**** Information provided ****

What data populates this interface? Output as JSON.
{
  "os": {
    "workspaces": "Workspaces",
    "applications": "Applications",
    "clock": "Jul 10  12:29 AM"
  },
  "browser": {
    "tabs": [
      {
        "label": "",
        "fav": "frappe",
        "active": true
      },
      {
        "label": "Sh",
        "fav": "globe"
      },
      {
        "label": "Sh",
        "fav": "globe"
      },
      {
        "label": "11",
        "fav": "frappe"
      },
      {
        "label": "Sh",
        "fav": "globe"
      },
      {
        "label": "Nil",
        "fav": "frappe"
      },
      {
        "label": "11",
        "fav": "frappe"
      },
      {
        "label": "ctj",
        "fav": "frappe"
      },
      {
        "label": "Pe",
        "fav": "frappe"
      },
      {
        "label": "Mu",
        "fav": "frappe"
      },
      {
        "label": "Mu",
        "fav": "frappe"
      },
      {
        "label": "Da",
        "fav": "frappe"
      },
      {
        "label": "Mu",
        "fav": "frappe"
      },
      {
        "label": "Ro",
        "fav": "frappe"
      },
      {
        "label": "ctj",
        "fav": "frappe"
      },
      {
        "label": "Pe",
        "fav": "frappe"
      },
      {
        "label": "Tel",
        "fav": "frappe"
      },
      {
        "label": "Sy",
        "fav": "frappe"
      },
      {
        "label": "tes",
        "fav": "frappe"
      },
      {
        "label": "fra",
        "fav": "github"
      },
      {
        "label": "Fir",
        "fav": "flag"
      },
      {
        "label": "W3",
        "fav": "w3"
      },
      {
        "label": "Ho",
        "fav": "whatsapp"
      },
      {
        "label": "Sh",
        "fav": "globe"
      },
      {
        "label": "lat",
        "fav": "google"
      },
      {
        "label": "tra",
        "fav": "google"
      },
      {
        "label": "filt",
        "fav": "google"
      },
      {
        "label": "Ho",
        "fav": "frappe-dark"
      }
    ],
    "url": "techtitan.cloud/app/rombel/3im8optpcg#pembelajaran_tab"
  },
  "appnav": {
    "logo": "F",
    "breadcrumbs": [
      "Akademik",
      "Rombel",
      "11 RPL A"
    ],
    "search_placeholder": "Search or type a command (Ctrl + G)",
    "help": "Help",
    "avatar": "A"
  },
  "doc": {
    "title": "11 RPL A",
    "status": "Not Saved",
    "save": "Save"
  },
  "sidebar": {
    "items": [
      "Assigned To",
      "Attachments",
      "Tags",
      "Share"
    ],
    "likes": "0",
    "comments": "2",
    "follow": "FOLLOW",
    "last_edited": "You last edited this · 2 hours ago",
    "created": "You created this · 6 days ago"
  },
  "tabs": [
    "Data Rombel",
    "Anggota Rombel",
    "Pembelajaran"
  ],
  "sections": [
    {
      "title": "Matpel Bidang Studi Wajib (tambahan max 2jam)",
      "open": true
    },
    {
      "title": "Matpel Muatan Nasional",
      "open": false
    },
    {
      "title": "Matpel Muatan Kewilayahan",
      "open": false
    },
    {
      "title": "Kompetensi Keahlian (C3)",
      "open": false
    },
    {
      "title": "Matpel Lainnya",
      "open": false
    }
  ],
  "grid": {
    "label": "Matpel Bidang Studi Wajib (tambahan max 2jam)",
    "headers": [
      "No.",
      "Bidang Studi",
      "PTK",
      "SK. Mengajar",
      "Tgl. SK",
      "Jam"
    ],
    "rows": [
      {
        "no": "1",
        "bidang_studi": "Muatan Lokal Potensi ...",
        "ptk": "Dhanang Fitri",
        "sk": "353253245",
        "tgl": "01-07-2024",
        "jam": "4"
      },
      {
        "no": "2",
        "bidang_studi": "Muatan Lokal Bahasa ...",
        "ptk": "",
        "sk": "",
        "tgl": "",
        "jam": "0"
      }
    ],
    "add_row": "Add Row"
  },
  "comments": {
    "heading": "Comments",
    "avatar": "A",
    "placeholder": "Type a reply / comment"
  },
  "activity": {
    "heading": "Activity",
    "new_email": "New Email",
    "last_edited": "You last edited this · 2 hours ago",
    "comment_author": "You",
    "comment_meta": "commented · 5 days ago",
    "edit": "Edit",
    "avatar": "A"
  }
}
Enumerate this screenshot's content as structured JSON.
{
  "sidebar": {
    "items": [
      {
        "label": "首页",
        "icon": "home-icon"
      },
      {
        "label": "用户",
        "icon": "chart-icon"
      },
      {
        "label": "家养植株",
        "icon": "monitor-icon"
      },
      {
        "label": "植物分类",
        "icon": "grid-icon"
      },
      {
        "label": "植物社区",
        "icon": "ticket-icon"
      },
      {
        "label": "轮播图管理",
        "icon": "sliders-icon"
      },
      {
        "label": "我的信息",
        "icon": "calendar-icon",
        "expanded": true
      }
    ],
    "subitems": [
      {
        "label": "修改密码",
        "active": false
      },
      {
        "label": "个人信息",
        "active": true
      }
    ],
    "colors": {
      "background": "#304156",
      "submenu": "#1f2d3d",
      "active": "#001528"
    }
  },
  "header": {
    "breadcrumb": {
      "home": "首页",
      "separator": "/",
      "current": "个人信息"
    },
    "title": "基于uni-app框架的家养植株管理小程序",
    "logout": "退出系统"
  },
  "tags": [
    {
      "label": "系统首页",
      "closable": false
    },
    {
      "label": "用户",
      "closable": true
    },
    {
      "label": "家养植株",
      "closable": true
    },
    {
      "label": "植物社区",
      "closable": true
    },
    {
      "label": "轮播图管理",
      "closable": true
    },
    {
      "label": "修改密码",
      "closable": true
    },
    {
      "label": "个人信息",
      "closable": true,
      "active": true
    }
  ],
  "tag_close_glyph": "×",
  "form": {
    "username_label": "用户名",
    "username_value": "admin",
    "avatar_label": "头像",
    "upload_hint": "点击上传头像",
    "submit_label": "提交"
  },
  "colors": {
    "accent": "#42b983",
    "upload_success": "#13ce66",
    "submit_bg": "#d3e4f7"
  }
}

****

- The problem -
Transcribe word for word the lines from the one holding "Enumerate this screenshot's" to the last line of the listing above, inclusive.

- Exercise result -
Enumerate this screenshot's content as structured JSON.
{
  "sidebar": {
    "items": [
      {
        "label": "首页",
        "icon": "home-icon"
      },
      {
        "label": "用户",
        "icon": "chart-icon"
      },
      {
        "label": "家养植株",
        "icon": "monitor-icon"
      },
      {
        "label": "植物分类",
        "icon": "grid-icon"
      },
      {
        "label": "植物社区",
        "icon": "ticket-icon"
      },
      {
        "label": "轮播图管理",
        "icon": "sliders-icon"
      },
      {
        "label": "我的信息",
        "icon": "calendar-icon",
        "expanded": true
      }
    ],
    "subitems": [
      {
        "label": "修改密码",
        "active": false
      },
      {
        "label": "个人信息",
        "active": true
      }
    ],
    "colors": {
      "background": "#304156",
      "submenu": "#1f2d3d",
      "active": "#001528"
    }
  },
  "header": {
    "breadcrumb": {
      "home": "首页",
      "separator": "/",
      "current": "个人信息"
    },
    "title": "基于uni-app框架的家养植株管理小程序",
    "logout": "退出系统"
  },
  "tags": [
    {
      "label": "系统首页",
      "closable": false
    },
    {
      "label": "用户",
      "closable": true
    },
    {
      "label": "家养植株",
      "closable": true
    },
    {
      "label": "植物社区",
      "closable": true
    },
    {
      "label": "轮播图管理",
      "closable": true
    },
    {
      "label": "修改密码",
      "closable": true
    },
    {
      "label": "个人信息",
      "closable": true,
      "active": true
    }
  ],
  "tag_close_glyph": "×",
  "form": {
    "username_label": "用户名",
    "username_value": "admin",
    "avatar_label": "头像",
    "upload_hint": "点击上传头像",
    "submit_label": "提交"
  },
  "colors": {
    "accent": "#42b983",
    "upload_success": "#13ce66",
    "submit_bg": "#d3e4f7"
  }
}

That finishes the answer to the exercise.